** Aim of the exercise **
Lines containing the string "流速加快" are to be counted; report the total by itself.

** Items **

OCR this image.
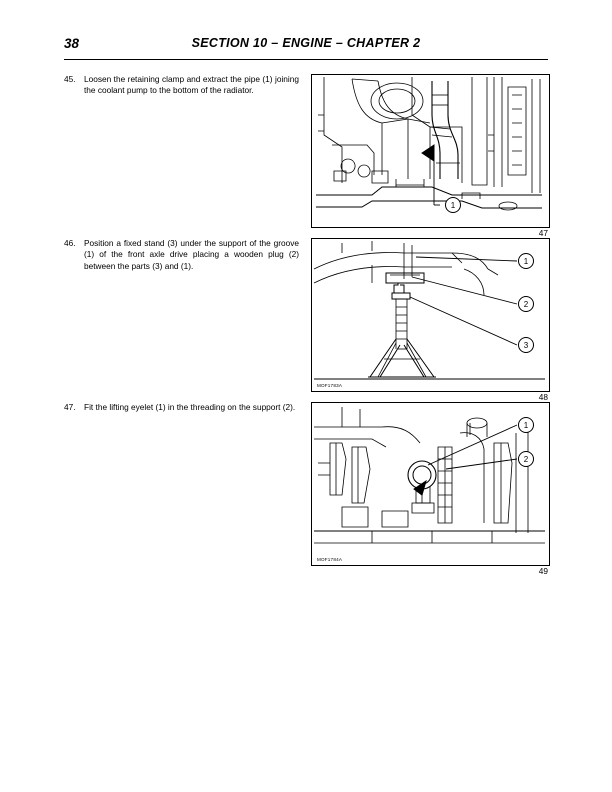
38	SECTION 10 – ENGINE – CHAPTER 2
45.	Loosen the retaining clamp and extract the pipe (1) joining the coolant pump to the bottom of the radiator.
1
47
46.	Position a fixed stand (3) under the support of the groove (1) of the front axle drive placing a wooden plug (2) between the parts (3) and (1).	1
2
3
MOF1783A
48
47.	Fit the lifting eyelet (1) in the threading on the support (2).
1
2
MOF1784A
49
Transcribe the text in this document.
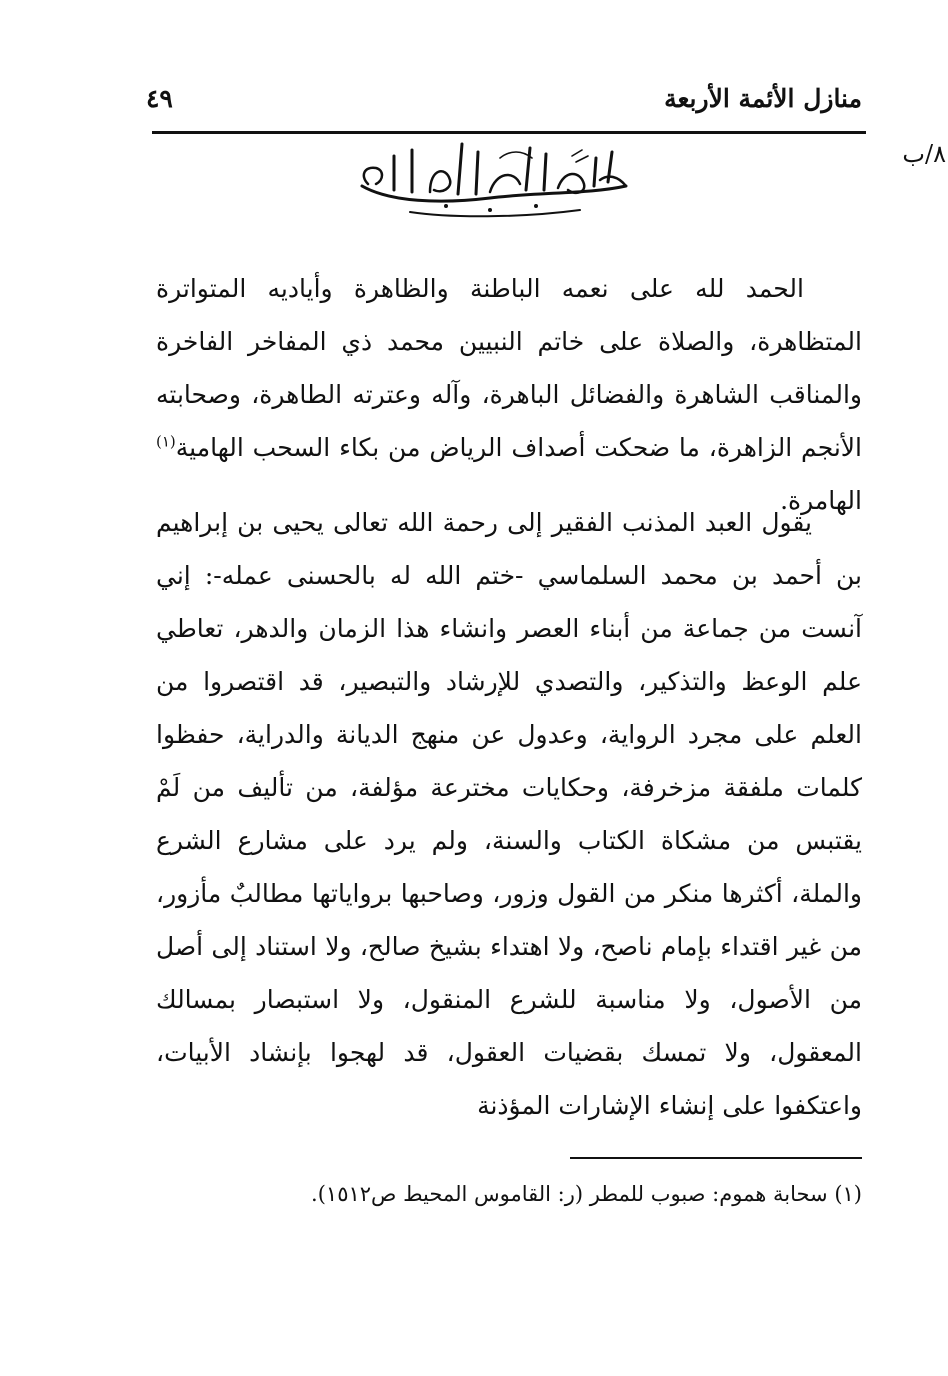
منازل الأئمة الأربعة
٤٩
٨/ب

الحمد لله على نعمه الباطنة والظاهرة وأياديه المتواترة المتظاهرة، والصلاة على خاتم النبيين محمد ذي المفاخر الفاخرة والمناقب الشاهرة والفضائل الباهرة، وآله وعترته الطاهرة، وصحابته الأنجم الزاهرة، ما ضحكت أصداف الرياض من بكاء السحب الهامية$^{(١)}$ الهامرة.

يقول العبد المذنب الفقير إلى رحمة الله تعالى يحيى بن إبراهيم بن أحمد بن محمد السلماسي -ختم الله له بالحسنى عمله-: إني آنست من جماعة من أبناء العصر وانشاء هذا الزمان والدهر، تعاطي علم الوعظ والتذكير، والتصدي للإرشاد والتبصير، قد اقتصروا من العلم على مجرد الرواية، وعدول عن منهج الديانة والدراية، حفظوا كلمات ملفقة مزخرفة، وحكايات مخترعة مؤلفة، من تأليف من لَمْ يقتبس من مشكاة الكتاب والسنة، ولم يرد على مشارع الشرع والملة، أكثرها منكر من القول وزور، وصاحبها برواياتها مطالبٌ مأزور، من غير اقتداء بإمام ناصح، ولا اهتداء بشيخ صالح، ولا استناد إلى أصل من الأصول، ولا مناسبة للشرع المنقول، ولا استبصار بمسالك المعقول، ولا تمسك بقضيات العقول، قد لهجوا بإنشاد الأبيات، واعتكفوا على إنشاء الإشارات المؤذنة

(١) سحابة هموم: صبوب للمطر (ر: القاموس المحيط ص١٥١٢).
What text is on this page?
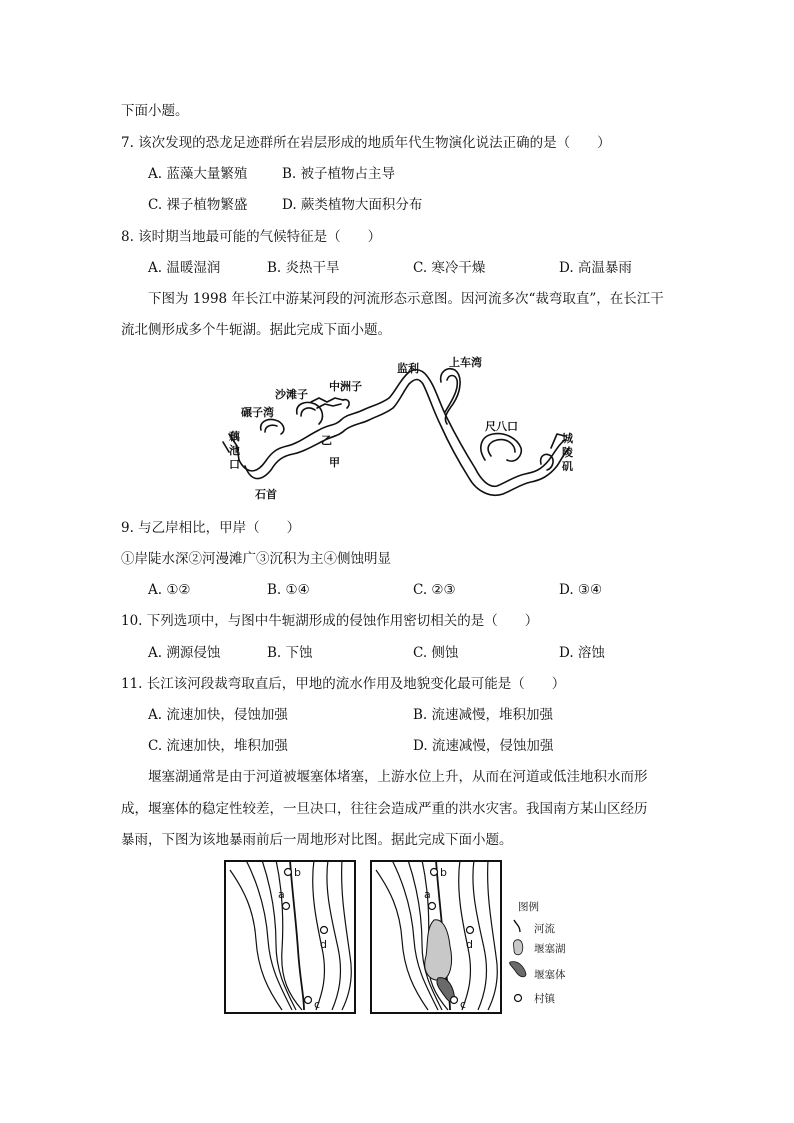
下面小题。
7. 该次发现的恐龙足迹群所在岩层形成的地质年代生物演化说法正确的是（　　）
A. 蓝藻大量繁殖	B. 被子植物占主导
C. 裸子植物繁盛	D. 蕨类植物大面积分布
8. 该时期当地最可能的气候特征是（　　）
A. 温暖湿润	B. 炎热干旱	C. 寒冷干燥	D. 高温暴雨
下图为 1998 年长江中游某河段的河流形态示意图。因河流多次“裁弯取直”，在长江干
流北侧形成多个牛轭湖。据此完成下面小题。
藕
池
口
石首
碾子湾
沙滩子
中洲子
乙
甲
监利	上车湾
尺八口
城
陵
矶
9. 与乙岸相比，甲岸（　　）
①岸陡水深②河漫滩广③沉积为主④侧蚀明显
A. ①②	B. ①④	C. ②③	D. ③④
10. 下列选项中，与图中牛轭湖形成的侵蚀作用密切相关的是（　　）
A. 溯源侵蚀	B. 下蚀	C. 侧蚀	D. 溶蚀
11. 长江该河段裁弯取直后，甲地的流水作用及地貌变化最可能是（　　）
A. 流速加快，侵蚀加强	B. 流速减慢，堆积加强
C. 流速加快，堆积加强	D. 流速减慢，侵蚀加强
堰塞湖通常是由于河道被堰塞体堵塞，上游水位上升，从而在河道或低洼地积水而形
成，堰塞体的稳定性较差，一旦决口，往往会造成严重的洪水灾害。我国南方某山区经历
暴雨，下图为该地暴雨前后一周地形对比图。据此完成下面小题。
b
a
d
c
b
a
d
c
图例
河流
堰塞湖
堰塞体
村镇
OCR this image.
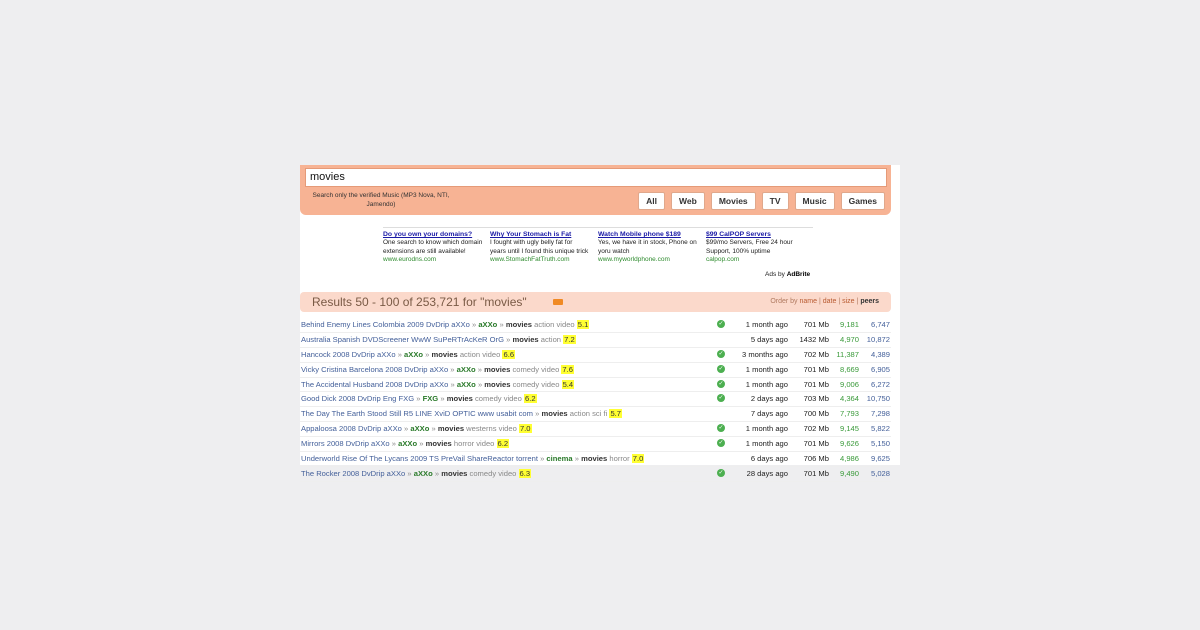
movies
Search only the verified Music (MP3 Nova, NTI, Jamendo)	All	Web	Movies	TV	Music	Games
Do you own your domains?
One search to know which domain extensions are still available!
www.eurodns.com
Why Your Stomach is Fat
I fought with ugly belly fat for years until I found this unique trick
www.StomachFatTruth.com
Watch Mobile phone $189
Yes, we have it in stock, Phone on yoru watch
www.myworldphone.com
$99 CalPOP Servers
$99/mo Servers, Free 24 hour Support, 100% uptime
calpop.com
Ads by AdBrite
Results 50 - 100 of 253,721 for "movies"	Order by name | date | size | peers
Behind Enemy Lines Colombia 2009 DvDrip aXXo » aXXo » movies action video 5.1	✓	1 month ago 701 Mb 9,181 6,747
Australia Spanish DVDScreener WwW SuPeRTrAcKeR OrG » movies action 7.2	5 days ago 1432 Mb 4,970 10,872
Hancock 2008 DvDrip aXXo » aXXo » movies action video 6.6	✓ 3 months ago 702 Mb 11,387 4,389
Vicky Cristina Barcelona 2008 DvDrip aXXo » aXXo » movies comedy video 7.6	✓	1 month ago 701 Mb 8,669 6,905
The Accidental Husband 2008 DvDrip aXXo » aXXo » movies comedy video 5.4	✓	1 month ago 701 Mb 9,006 6,272
Good Dick 2008 DvDrip Eng FXG » FXG » movies comedy video 6.2	✓	2 days ago 703 Mb 4,364 10,750
The Day The Earth Stood Still R5 LINE XviD OPTIC www usabit com » movies action sci fi 5.7	7 days ago 700 Mb 7,793 7,298
Appaloosa 2008 DvDrip aXXo » aXXo » movies westerns video 7.0	✓	1 month ago 702 Mb 9,145 5,822
Mirrors 2008 DvDrip aXXo » aXXo » movies horror video 6.2	✓	1 month ago 701 Mb 9,626 5,150
Underworld Rise Of The Lycans 2009 TS PreVail ShareReactor torrent » cinema » movies horror 7.0	6 days ago 706 Mb 4,986 9,625
The Rocker 2008 DvDrip aXXo » aXXo » movies comedy video 6.3	✓	28 days ago 701 Mb 9,490 5,028
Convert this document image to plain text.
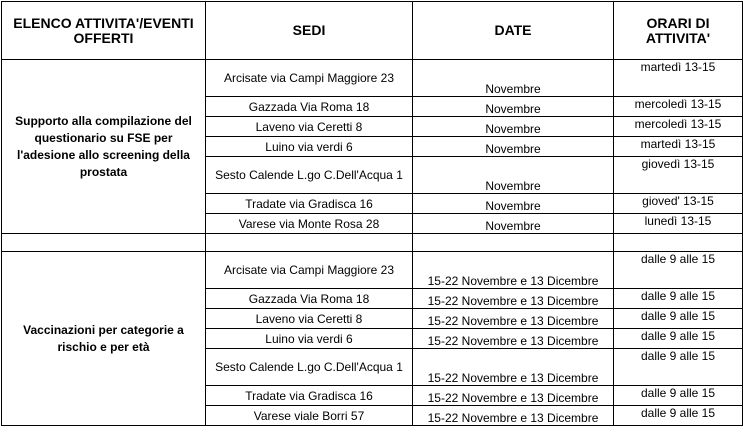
ELENCO ATTIVITA'/EVENTI OFFERTI	SEDI	DATE	ORARI DI ATTIVITA'
Supporto alla compilazione del questionario su FSE per l'adesione allo screening della prostata	Arcisate via Campi Maggiore 23	Novembre	martedì 13-15
	Gazzada Via Roma 18	Novembre	mercoledì 13-15
	Laveno via Ceretti 8	Novembre	mercoledì 13-15
	Luino via verdi 6	Novembre	martedì 13-15
	Sesto Calende L.go C.Dell'Acqua 1	Novembre	giovedì 13-15
	Tradate via Gradisca 16	Novembre	gioved' 13-15
	Varese via Monte Rosa 28	Novembre	lunedì 13-15

Vaccinazioni per categorie a rischio e per età	Arcisate via Campi Maggiore 23	15-22 Novembre e 13 Dicembre	dalle 9 alle 15
	Gazzada Via Roma 18	15-22 Novembre e 13 Dicembre	dalle 9 alle 15
	Laveno via Ceretti 8	15-22 Novembre e 13 Dicembre	dalle 9 alle 15
	Luino via verdi 6	15-22 Novembre e 13 Dicembre	dalle 9 alle 15
	Sesto Calende L.go C.Dell'Acqua 1	15-22 Novembre e 13 Dicembre	dalle 9 alle 15
	Tradate via Gradisca 16	15-22 Novembre e 13 Dicembre	dalle 9 alle 15
	Varese viale Borri 57	15-22 Novembre e 13 Dicembre	dalle 9 alle 15
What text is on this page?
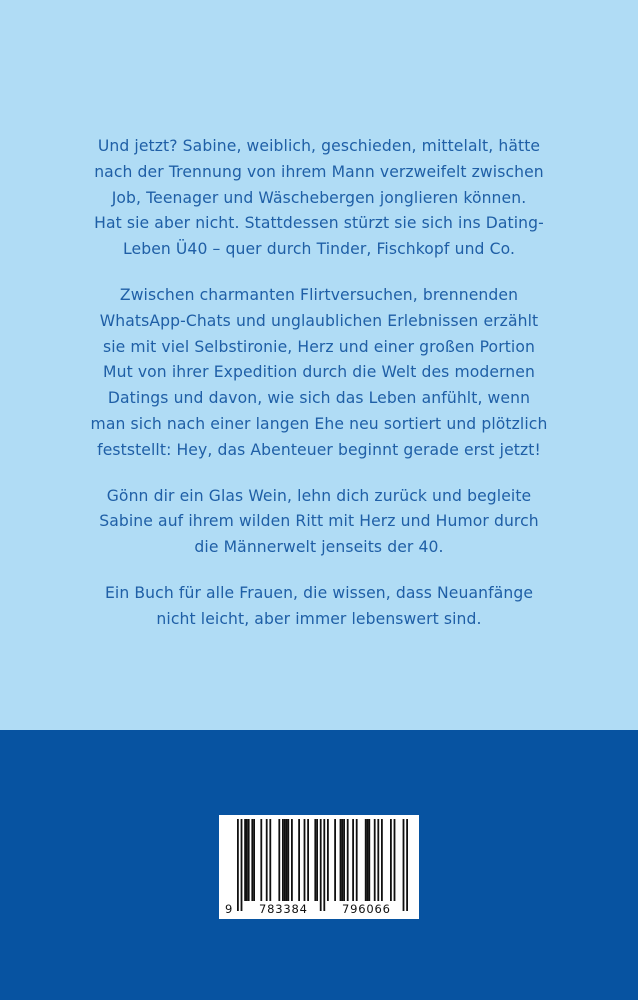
Und jetzt? Sabine, weiblich, geschieden, mittelalt, hätte
nach der Trennung von ihrem Mann verzweifelt zwischen
Job, Teenager und Wäschebergen jonglieren können.
Hat sie aber nicht. Stattdessen stürzt sie sich ins Dating-
Leben Ü40 – quer durch Tinder, Fischkopf und Co.

Zwischen charmanten Flirtversuchen, brennenden
WhatsApp-Chats und unglaublichen Erlebnissen erzählt
sie mit viel Selbstironie, Herz und einer großen Portion
Mut von ihrer Expedition durch die Welt des modernen
Datings und davon, wie sich das Leben anfühlt, wenn
man sich nach einer langen Ehe neu sortiert und plötzlich
feststellt: Hey, das Abenteuer beginnt gerade erst jetzt!

Gönn dir ein Glas Wein, lehn dich zurück und begleite
Sabine auf ihrem wilden Ritt mit Herz und Humor durch
die Männerwelt jenseits der 40.

Ein Buch für alle Frauen, die wissen, dass Neuanfänge
nicht leicht, aber immer lebenswert sind.

9 783384	796066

** The completed task **
2